*** PROVIDED ENTRIES
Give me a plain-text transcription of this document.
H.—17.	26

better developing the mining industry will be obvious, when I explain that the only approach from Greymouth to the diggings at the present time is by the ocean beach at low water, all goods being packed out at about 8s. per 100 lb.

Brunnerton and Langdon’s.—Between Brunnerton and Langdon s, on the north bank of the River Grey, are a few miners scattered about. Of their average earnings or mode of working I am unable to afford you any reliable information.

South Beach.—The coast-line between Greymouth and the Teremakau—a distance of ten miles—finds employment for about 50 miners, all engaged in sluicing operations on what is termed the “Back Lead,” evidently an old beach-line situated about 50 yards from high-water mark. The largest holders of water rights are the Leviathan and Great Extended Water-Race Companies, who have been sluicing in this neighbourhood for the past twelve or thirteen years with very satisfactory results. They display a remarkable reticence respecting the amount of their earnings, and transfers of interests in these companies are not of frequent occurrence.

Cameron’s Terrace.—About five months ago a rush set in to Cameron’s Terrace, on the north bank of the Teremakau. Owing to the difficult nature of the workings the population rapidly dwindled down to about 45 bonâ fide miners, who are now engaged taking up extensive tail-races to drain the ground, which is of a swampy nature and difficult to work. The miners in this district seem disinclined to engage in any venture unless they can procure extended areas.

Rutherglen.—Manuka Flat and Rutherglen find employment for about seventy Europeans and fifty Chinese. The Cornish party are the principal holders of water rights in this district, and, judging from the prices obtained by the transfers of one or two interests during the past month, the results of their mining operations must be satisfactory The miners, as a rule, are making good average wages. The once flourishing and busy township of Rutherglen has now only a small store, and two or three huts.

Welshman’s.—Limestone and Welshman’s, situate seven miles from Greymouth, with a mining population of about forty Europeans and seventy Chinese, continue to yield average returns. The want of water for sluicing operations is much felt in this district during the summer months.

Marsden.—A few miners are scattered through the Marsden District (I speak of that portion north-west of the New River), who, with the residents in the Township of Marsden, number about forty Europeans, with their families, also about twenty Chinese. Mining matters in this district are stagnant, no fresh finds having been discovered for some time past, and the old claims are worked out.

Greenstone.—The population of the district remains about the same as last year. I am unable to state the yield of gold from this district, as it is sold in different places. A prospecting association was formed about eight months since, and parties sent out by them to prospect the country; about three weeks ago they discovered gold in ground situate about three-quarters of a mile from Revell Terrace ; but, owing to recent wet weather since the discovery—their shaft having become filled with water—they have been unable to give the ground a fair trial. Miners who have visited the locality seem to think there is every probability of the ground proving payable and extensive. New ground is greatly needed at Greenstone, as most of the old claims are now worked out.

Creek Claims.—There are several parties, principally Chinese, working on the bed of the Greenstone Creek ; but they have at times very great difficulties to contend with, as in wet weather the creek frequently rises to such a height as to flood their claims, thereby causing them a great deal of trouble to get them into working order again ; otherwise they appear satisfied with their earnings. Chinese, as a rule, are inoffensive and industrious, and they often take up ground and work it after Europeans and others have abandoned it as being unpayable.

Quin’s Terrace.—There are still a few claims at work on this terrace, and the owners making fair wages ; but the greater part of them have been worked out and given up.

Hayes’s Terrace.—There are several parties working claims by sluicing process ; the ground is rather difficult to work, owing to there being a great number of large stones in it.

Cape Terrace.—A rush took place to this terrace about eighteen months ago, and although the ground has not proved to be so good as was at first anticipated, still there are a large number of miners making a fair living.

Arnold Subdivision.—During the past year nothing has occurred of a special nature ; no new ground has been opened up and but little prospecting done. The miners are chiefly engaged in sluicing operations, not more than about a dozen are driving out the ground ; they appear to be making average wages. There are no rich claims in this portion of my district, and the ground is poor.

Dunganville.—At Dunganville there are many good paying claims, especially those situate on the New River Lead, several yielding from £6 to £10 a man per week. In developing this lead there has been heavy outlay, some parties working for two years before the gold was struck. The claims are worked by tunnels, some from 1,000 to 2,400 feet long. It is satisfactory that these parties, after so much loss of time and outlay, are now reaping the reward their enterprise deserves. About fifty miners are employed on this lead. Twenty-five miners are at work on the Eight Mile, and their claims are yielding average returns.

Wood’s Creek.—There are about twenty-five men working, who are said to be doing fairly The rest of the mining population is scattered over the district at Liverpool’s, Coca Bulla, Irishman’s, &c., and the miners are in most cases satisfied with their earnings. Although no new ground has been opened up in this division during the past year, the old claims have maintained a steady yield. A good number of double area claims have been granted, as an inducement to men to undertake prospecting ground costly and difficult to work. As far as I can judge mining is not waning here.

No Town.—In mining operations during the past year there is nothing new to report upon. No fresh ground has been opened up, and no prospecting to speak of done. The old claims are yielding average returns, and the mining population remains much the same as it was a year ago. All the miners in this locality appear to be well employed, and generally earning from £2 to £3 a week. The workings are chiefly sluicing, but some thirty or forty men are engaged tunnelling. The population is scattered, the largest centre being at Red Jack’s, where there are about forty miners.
******
**WHAT IS REQUIRED:** Without omitting anything, output the entries exactly.

**TASK RESPONSE:**
Give me a plain-text transcription of this document.
H.—17.	26

better developing the mining industry will be obvious, when I explain that the only approach from Greymouth to the diggings at the present time is by the ocean beach at low water, all goods being packed out at about 8s. per 100 lb.

Brunnerton and Langdon’s.—Between Brunnerton and Langdon s, on the north bank of the River Grey, are a few miners scattered about. Of their average earnings or mode of working I am unable to afford you any reliable information.

South Beach.—The coast-line between Greymouth and the Teremakau—a distance of ten miles—finds employment for about 50 miners, all engaged in sluicing operations on what is termed the “Back Lead,” evidently an old beach-line situated about 50 yards from high-water mark. The largest holders of water rights are the Leviathan and Great Extended Water-Race Companies, who have been sluicing in this neighbourhood for the past twelve or thirteen years with very satisfactory results. They display a remarkable reticence respecting the amount of their earnings, and transfers of interests in these companies are not of frequent occurrence.

Cameron’s Terrace.—About five months ago a rush set in to Cameron’s Terrace, on the north bank of the Teremakau. Owing to the difficult nature of the workings the population rapidly dwindled down to about 45 bonâ fide miners, who are now engaged taking up extensive tail-races to drain the ground, which is of a swampy nature and difficult to work. The miners in this district seem disinclined to engage in any venture unless they can procure extended areas.

Rutherglen.—Manuka Flat and Rutherglen find employment for about seventy Europeans and fifty Chinese. The Cornish party are the principal holders of water rights in this district, and, judging from the prices obtained by the transfers of one or two interests during the past month, the results of their mining operations must be satisfactory The miners, as a rule, are making good average wages. The once flourishing and busy township of Rutherglen has now only a small store, and two or three huts.

Welshman’s.—Limestone and Welshman’s, situate seven miles from Greymouth, with a mining population of about forty Europeans and seventy Chinese, continue to yield average returns. The want of water for sluicing operations is much felt in this district during the summer months.

Marsden.—A few miners are scattered through the Marsden District (I speak of that portion north-west of the New River), who, with the residents in the Township of Marsden, number about forty Europeans, with their families, also about twenty Chinese. Mining matters in this district are stagnant, no fresh finds having been discovered for some time past, and the old claims are worked out.

Greenstone.—The population of the district remains about the same as last year. I am unable to state the yield of gold from this district, as it is sold in different places. A prospecting association was formed about eight months since, and parties sent out by them to prospect the country; about three weeks ago they discovered gold in ground situate about three-quarters of a mile from Revell Terrace ; but, owing to recent wet weather since the discovery—their shaft having become filled with water—they have been unable to give the ground a fair trial. Miners who have visited the locality seem to think there is every probability of the ground proving payable and extensive. New ground is greatly needed at Greenstone, as most of the old claims are now worked out.

Creek Claims.—There are several parties, principally Chinese, working on the bed of the Greenstone Creek ; but they have at times very great difficulties to contend with, as in wet weather the creek frequently rises to such a height as to flood their claims, thereby causing them a great deal of trouble to get them into working order again ; otherwise they appear satisfied with their earnings. Chinese, as a rule, are inoffensive and industrious, and they often take up ground and work it after Europeans and others have abandoned it as being unpayable.

Quin’s Terrace.—There are still a few claims at work on this terrace, and the owners making fair wages ; but the greater part of them have been worked out and given up.

Hayes’s Terrace.—There are several parties working claims by sluicing process ; the ground is rather difficult to work, owing to there being a great number of large stones in it.

Cape Terrace.—A rush took place to this terrace about eighteen months ago, and although the ground has not proved to be so good as was at first anticipated, still there are a large number of miners making a fair living.

Arnold Subdivision.—During the past year nothing has occurred of a special nature ; no new ground has been opened up and but little prospecting done. The miners are chiefly engaged in sluicing operations, not more than about a dozen are driving out the ground ; they appear to be making average wages. There are no rich claims in this portion of my district, and the ground is poor.

Dunganville.—At Dunganville there are many good paying claims, especially those situate on the New River Lead, several yielding from £6 to £10 a man per week. In developing this lead there has been heavy outlay, some parties working for two years before the gold was struck. The claims are worked by tunnels, some from 1,000 to 2,400 feet long. It is satisfactory that these parties, after so much loss of time and outlay, are now reaping the reward their enterprise deserves. About fifty miners are employed on this lead. Twenty-five miners are at work on the Eight Mile, and their claims are yielding average returns.

Wood’s Creek.—There are about twenty-five men working, who are said to be doing fairly The rest of the mining population is scattered over the district at Liverpool’s, Coca Bulla, Irishman’s, &c., and the miners are in most cases satisfied with their earnings. Although no new ground has been opened up in this division during the past year, the old claims have maintained a steady yield. A good number of double area claims have been granted, as an inducement to men to undertake prospecting ground costly and difficult to work. As far as I can judge mining is not waning here.

No Town.—In mining operations during the past year there is nothing new to report upon. No fresh ground has been opened up, and no prospecting to speak of done. The old claims are yielding average returns, and the mining population remains much the same as it was a year ago. All the miners in this locality appear to be well employed, and generally earning from £2 to £3 a week. The workings are chiefly sluicing, but some thirty or forty men are engaged tunnelling. The population is scattered, the largest centre being at Red Jack’s, where there are about forty miners.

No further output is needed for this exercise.